* **To do**:
Look below. Copy each line that has "name" in it.

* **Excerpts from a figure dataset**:
★ ★ ★ ★ ★
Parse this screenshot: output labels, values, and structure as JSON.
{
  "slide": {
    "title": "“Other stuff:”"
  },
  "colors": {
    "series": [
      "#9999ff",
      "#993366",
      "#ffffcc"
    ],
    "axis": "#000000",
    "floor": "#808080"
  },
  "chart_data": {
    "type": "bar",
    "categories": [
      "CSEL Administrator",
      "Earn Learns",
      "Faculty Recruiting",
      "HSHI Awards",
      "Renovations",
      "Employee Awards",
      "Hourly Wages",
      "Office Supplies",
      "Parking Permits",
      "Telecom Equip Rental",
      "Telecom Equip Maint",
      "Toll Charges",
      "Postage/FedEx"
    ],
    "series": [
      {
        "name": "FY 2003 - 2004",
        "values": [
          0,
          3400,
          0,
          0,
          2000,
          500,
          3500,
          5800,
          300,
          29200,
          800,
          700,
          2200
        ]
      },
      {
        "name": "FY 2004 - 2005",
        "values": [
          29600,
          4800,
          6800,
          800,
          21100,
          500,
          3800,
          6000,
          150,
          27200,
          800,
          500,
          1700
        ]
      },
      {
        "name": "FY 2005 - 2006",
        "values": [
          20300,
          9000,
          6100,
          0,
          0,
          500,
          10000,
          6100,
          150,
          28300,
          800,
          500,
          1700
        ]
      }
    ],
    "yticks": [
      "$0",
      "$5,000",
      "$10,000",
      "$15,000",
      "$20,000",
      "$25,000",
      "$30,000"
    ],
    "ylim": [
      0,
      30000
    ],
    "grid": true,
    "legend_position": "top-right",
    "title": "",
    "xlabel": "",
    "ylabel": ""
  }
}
★ ★ ★ ★ ★
* **Final result**:
        "name": "FY 2003 - 2004",
        "name": "FY 2004 - 2005",
        "name": "FY 2005 - 2006",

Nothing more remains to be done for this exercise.